*OBJECTIVE:*
Count the lines below that contain "Resume". Give only the number.

*DATA FOR THIS TASK:*
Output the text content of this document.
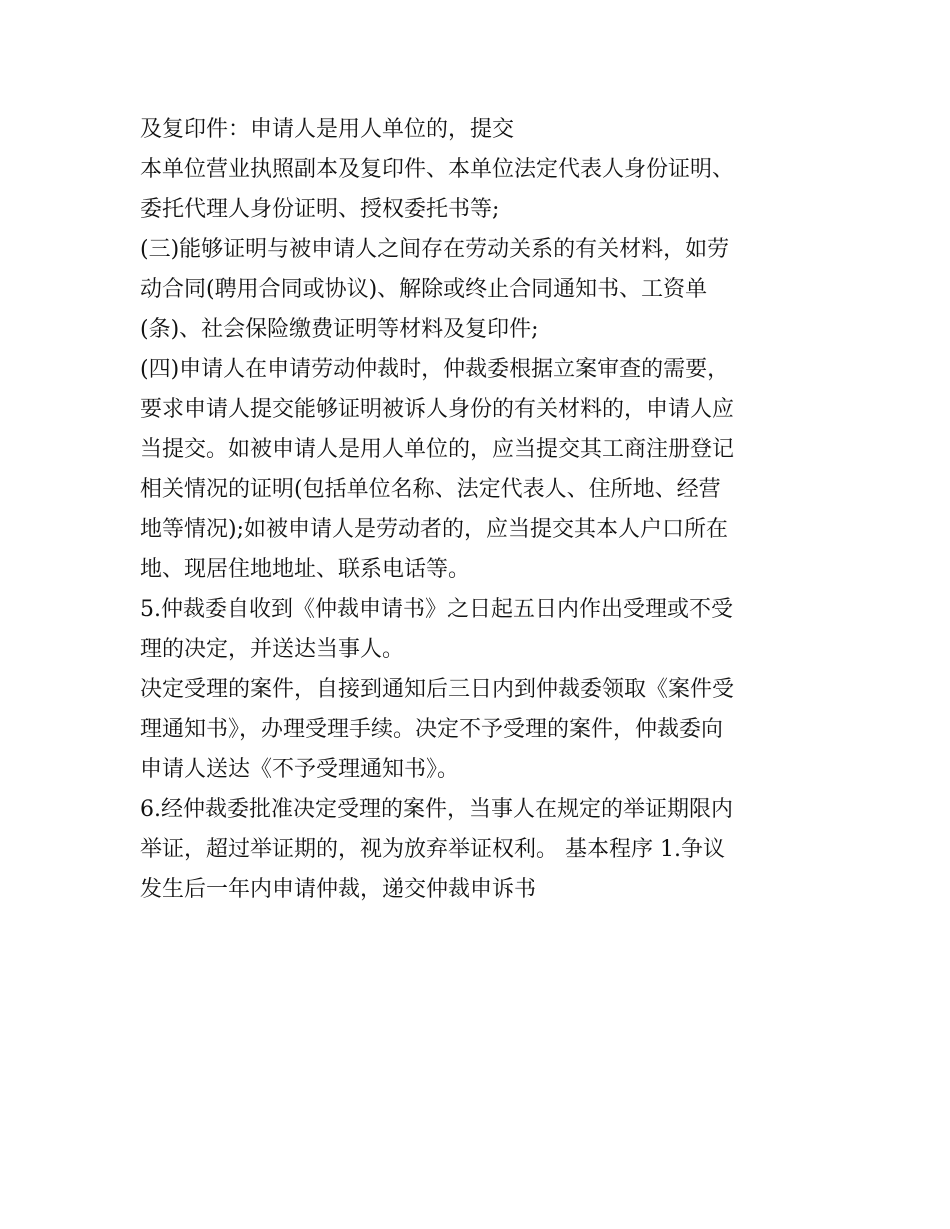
及复印件：申请人是用人单位的，提交

本单位营业执照副本及复印件、本单位法定代表人身份证明、

委托代理人身份证明、授权委托书等;

(三)能够证明与被申请人之间存在劳动关系的有关材料，如劳

动合同(聘用合同或协议)、解除或终止合同通知书、工资单

(条)、社会保险缴费证明等材料及复印件;

(四)申请人在申请劳动仲裁时，仲裁委根据立案审查的需要，

要求申请人提交能够证明被诉人身份的有关材料的，申请人应

当提交。如被申请人是用人单位的，应当提交其工商注册登记

相关情况的证明(包括单位名称、法定代表人、住所地、经营

地等情况);如被申请人是劳动者的，应当提交其本人户口所在

地、现居住地地址、联系电话等。

5.仲裁委自收到《仲裁申请书》之日起五日内作出受理或不受

理的决定，并送达当事人。

决定受理的案件，自接到通知后三日内到仲裁委领取《案件受

理通知书》，办理受理手续。决定不予受理的案件，仲裁委向

申请人送达《不予受理通知书》。

6.经仲裁委批准决定受理的案件，当事人在规定的举证期限内

举证，超过举证期的，视为放弃举证权利。 基本程序 1.争议

发生后一年内申请仲裁，递交仲裁申诉书
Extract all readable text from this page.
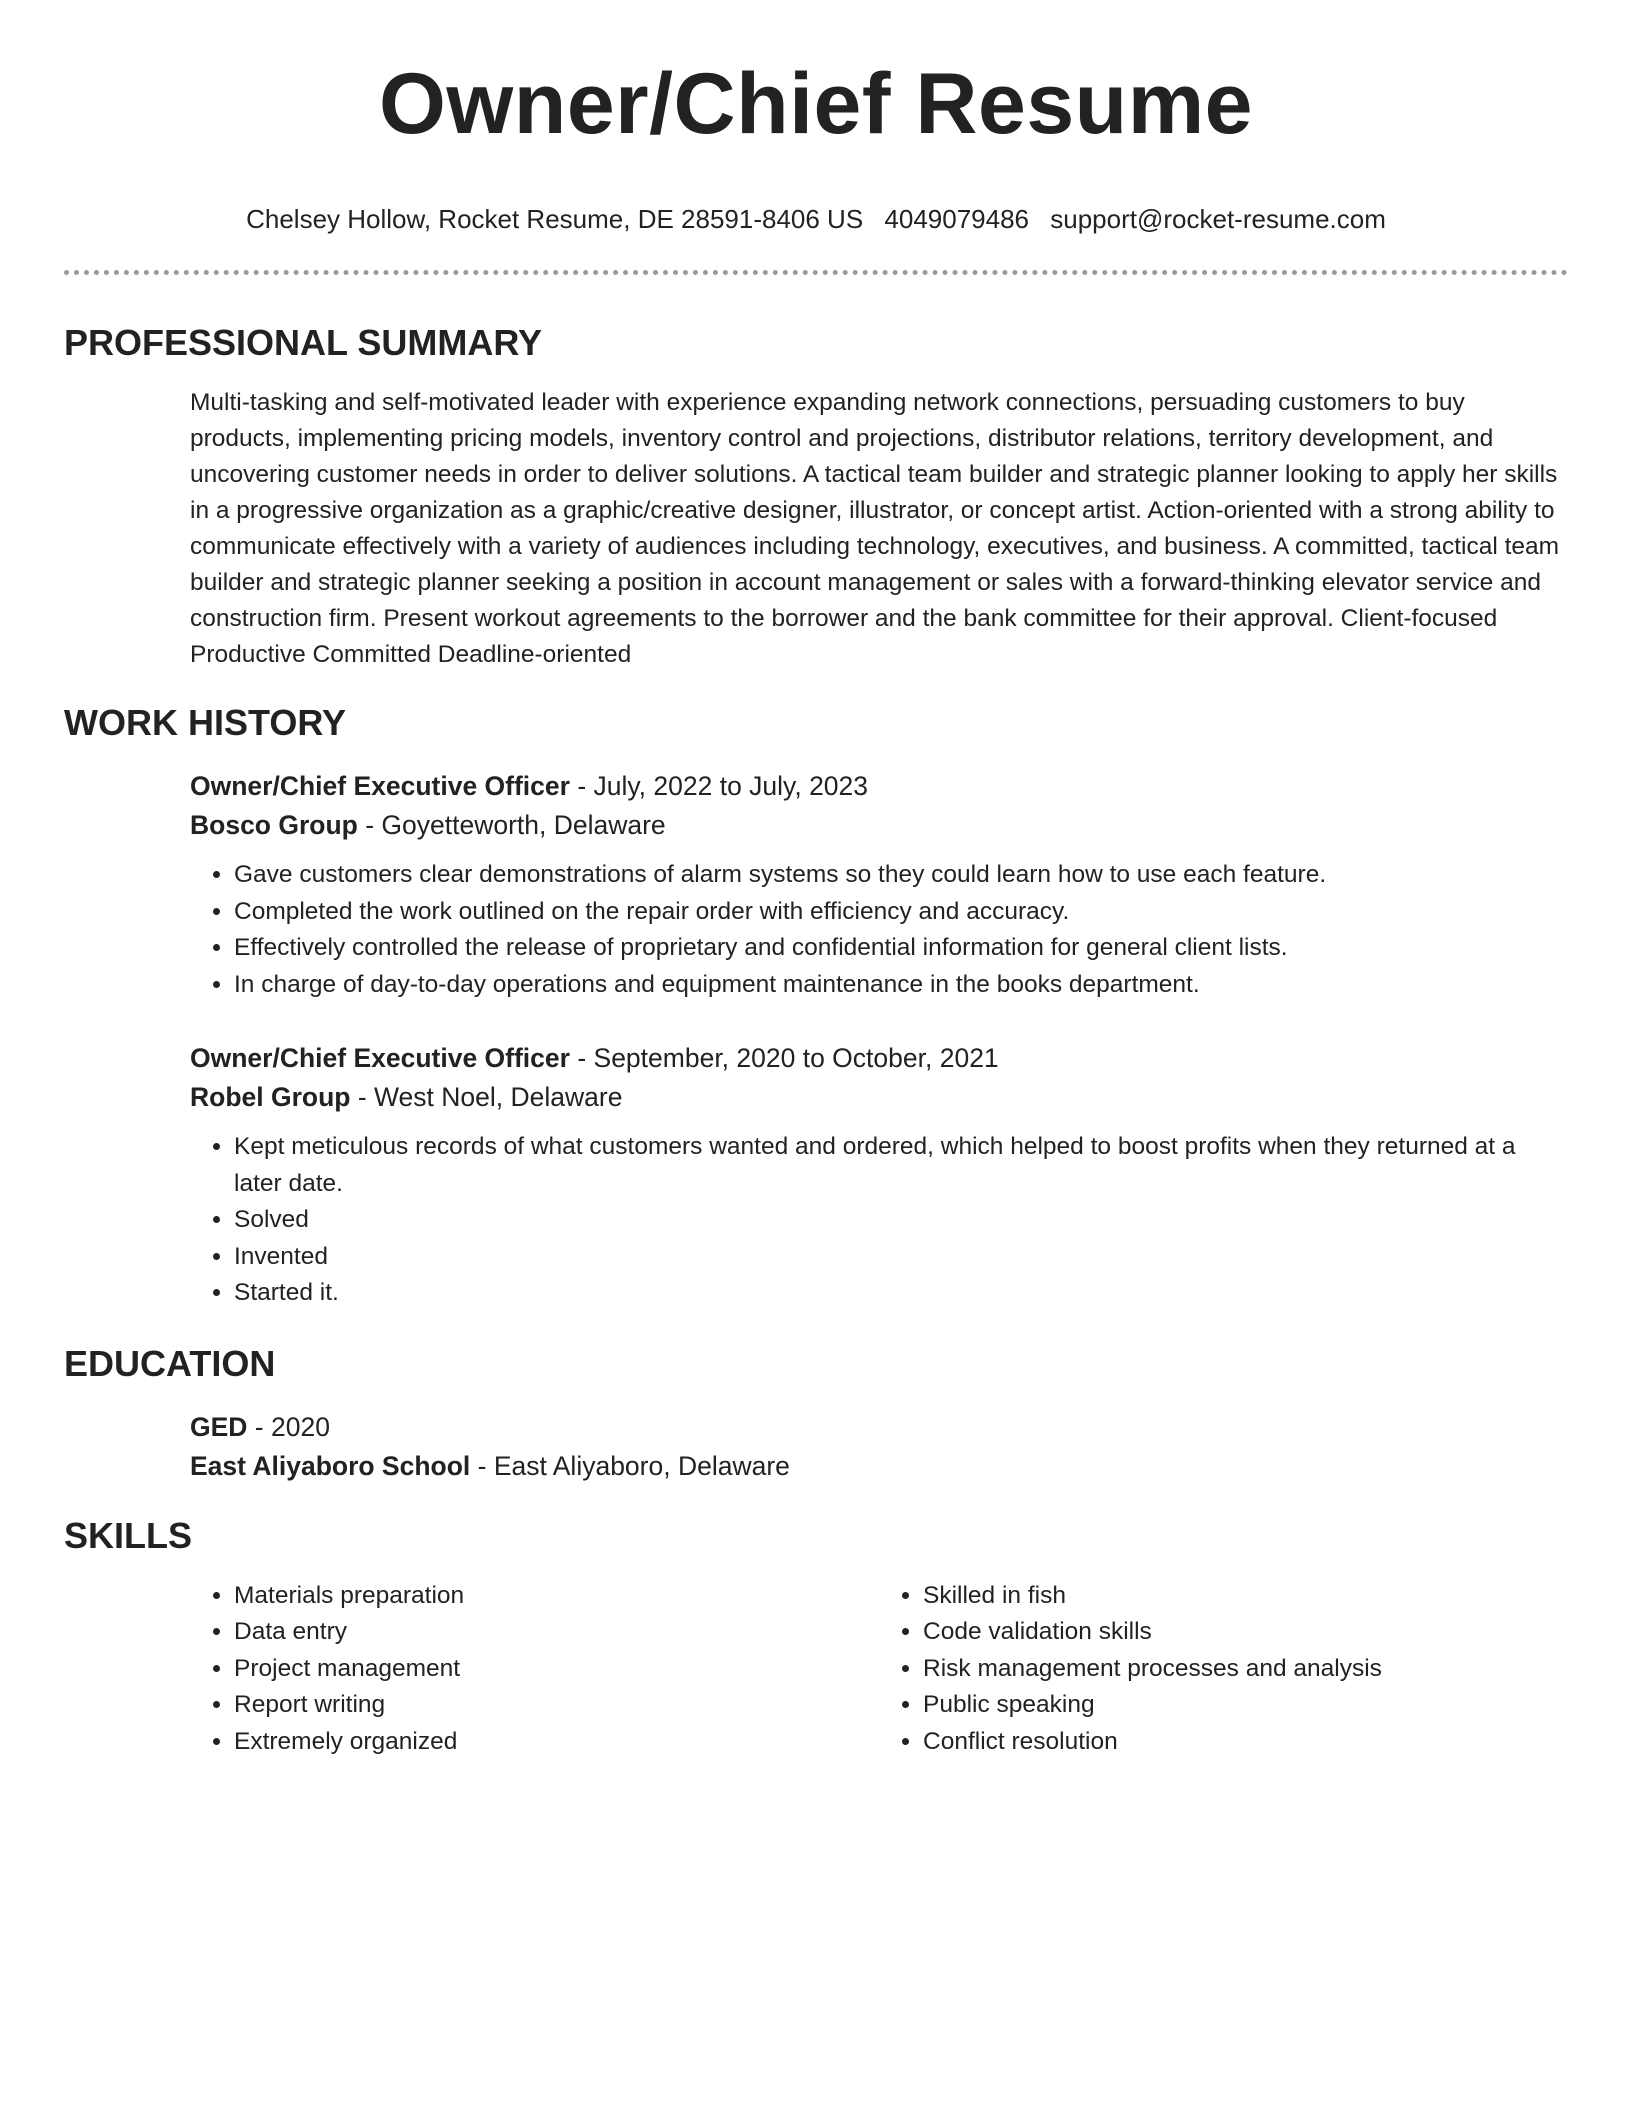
Owner/Chief Resume
Chelsey Hollow, Rocket Resume, DE 28591-8406 US 4049079486 support@rocket-resume.com
PROFESSIONAL SUMMARY
Multi-tasking and self-motivated leader with experience expanding network connections, persuading customers to buy products, implementing pricing models, inventory control and projections, distributor relations, territory development, and uncovering customer needs in order to deliver solutions. A tactical team builder and strategic planner looking to apply her skills in a progressive organization as a graphic/creative designer, illustrator, or concept artist. Action-oriented with a strong ability to communicate effectively with a variety of audiences including technology, executives, and business. A committed, tactical team builder and strategic planner seeking a position in account management or sales with a forward-thinking elevator service and construction firm. Present workout agreements to the borrower and the bank committee for their approval. Client-focused Productive Committed Deadline-oriented
WORK HISTORY
Owner/Chief Executive Officer - July, 2022 to July, 2023
Bosco Group - Goyetteworth, Delaware
• Gave customers clear demonstrations of alarm systems so they could learn how to use each feature.
• Completed the work outlined on the repair order with efficiency and accuracy.
• Effectively controlled the release of proprietary and confidential information for general client lists.
• In charge of day-to-day operations and equipment maintenance in the books department.
Owner/Chief Executive Officer - September, 2020 to October, 2021
Robel Group - West Noel, Delaware
• Kept meticulous records of what customers wanted and ordered, which helped to boost profits when they returned at a later date.
• Solved
• Invented
• Started it.
EDUCATION
GED - 2020
East Aliyaboro School - East Aliyaboro, Delaware
SKILLS
• Materials preparation
• Data entry
• Project management
• Report writing
• Extremely organized
• Skilled in fish
• Code validation skills
• Risk management processes and analysis
• Public speaking
• Conflict resolution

*REPLY:*
2